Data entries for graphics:
^^^^^^^^

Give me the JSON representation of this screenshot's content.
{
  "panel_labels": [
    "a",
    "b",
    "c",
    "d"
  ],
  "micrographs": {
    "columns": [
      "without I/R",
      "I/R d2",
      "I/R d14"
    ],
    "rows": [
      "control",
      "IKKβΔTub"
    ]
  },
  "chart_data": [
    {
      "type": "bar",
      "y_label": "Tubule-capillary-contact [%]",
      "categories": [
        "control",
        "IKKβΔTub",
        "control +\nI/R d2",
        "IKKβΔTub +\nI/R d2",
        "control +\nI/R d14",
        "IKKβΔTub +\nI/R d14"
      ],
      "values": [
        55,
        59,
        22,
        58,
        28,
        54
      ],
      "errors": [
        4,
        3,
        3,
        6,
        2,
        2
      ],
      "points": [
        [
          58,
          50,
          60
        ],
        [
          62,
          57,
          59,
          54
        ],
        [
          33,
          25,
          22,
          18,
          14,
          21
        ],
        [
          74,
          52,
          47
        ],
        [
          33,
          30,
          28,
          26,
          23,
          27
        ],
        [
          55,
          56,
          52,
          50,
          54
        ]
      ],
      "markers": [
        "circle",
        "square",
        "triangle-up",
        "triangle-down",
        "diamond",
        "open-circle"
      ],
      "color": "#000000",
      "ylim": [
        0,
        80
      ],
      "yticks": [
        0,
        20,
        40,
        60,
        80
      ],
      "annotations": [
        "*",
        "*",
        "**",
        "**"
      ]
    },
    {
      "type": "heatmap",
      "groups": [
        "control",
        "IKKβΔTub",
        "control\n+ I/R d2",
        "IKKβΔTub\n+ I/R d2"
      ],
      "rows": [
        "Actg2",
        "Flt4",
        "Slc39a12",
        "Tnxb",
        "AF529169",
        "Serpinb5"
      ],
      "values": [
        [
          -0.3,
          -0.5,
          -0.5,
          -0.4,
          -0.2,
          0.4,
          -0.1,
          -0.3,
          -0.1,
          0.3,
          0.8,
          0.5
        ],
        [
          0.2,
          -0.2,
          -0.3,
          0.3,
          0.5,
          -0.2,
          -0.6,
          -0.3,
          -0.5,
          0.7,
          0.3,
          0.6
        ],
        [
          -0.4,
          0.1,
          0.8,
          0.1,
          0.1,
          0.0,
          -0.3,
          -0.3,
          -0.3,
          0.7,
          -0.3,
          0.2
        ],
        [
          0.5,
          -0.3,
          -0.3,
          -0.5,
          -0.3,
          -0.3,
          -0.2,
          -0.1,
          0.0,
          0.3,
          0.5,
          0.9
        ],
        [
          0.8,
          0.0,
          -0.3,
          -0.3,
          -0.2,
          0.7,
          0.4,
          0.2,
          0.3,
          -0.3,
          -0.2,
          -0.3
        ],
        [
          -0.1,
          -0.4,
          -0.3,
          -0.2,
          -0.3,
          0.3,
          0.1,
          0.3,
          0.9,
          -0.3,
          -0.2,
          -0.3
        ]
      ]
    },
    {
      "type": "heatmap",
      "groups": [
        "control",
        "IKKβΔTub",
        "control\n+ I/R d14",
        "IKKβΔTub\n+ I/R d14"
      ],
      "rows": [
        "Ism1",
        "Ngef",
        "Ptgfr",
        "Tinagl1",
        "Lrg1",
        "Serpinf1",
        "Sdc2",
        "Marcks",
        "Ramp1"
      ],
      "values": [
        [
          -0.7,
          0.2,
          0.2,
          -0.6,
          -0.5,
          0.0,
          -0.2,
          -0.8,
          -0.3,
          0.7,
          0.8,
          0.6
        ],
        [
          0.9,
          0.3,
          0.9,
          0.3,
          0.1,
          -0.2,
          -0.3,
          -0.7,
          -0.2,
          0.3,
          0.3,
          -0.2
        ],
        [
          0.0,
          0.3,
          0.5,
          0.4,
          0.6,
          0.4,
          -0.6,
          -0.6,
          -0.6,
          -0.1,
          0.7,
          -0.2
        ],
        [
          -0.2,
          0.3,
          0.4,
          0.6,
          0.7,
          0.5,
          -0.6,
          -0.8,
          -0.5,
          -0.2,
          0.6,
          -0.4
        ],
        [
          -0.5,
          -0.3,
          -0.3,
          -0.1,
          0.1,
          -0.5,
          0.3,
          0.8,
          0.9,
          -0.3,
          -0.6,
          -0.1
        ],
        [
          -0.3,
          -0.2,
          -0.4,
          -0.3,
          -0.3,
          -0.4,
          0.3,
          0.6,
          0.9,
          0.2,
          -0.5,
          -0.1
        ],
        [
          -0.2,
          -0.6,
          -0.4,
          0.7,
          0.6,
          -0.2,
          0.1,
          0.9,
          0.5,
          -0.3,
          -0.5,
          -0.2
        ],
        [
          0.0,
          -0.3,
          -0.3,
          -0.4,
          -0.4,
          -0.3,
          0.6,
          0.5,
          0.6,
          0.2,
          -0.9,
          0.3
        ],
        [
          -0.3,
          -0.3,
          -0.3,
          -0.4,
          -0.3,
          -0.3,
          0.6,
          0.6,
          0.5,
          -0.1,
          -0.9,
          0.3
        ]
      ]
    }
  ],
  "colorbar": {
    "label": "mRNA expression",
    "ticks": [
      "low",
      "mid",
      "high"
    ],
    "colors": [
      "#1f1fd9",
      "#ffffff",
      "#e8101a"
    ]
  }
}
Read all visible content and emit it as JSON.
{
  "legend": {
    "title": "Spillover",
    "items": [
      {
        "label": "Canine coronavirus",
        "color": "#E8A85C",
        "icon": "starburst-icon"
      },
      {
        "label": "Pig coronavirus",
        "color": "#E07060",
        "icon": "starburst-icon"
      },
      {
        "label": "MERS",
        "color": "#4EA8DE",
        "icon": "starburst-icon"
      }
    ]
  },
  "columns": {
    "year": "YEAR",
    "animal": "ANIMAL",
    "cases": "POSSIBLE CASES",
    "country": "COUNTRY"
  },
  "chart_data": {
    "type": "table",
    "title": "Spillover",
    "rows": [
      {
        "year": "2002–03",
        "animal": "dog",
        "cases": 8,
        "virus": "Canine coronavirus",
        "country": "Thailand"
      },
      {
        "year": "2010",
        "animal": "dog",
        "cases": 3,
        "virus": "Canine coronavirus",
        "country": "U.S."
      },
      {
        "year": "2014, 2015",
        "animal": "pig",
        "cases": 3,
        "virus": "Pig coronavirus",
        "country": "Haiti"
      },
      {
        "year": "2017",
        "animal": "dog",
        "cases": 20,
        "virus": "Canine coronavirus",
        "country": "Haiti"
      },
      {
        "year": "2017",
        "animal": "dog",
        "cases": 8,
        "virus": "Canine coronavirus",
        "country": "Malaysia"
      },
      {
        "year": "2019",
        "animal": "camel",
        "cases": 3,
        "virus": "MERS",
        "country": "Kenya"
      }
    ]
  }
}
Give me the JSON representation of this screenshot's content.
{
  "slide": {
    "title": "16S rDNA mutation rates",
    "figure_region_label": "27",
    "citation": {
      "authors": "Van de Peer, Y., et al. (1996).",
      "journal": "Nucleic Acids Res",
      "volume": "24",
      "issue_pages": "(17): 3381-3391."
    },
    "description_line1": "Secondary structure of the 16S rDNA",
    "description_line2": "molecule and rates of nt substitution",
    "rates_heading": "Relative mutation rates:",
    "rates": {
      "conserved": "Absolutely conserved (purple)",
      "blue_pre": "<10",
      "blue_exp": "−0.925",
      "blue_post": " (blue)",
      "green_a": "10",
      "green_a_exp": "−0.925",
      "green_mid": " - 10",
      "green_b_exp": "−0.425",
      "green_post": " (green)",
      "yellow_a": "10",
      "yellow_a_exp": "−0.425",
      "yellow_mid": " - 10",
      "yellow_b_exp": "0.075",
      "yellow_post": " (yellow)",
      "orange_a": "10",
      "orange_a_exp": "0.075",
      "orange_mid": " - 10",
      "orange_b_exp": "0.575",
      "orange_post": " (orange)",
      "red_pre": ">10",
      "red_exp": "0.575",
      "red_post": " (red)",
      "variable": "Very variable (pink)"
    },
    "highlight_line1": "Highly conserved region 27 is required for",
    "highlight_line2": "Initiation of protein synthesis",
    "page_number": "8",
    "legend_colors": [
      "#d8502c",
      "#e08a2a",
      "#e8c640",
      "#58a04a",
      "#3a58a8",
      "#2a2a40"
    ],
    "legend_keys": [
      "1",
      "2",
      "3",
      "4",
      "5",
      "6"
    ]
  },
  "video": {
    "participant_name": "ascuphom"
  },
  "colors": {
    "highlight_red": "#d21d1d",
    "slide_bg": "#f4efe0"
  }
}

^^^^^^^^

_Task_
Would you copy all lines in the records where the string "mutation" appears?

_Answer box_
    "title": "16S rDNA mutation rates",
    "rates_heading": "Relative mutation rates:",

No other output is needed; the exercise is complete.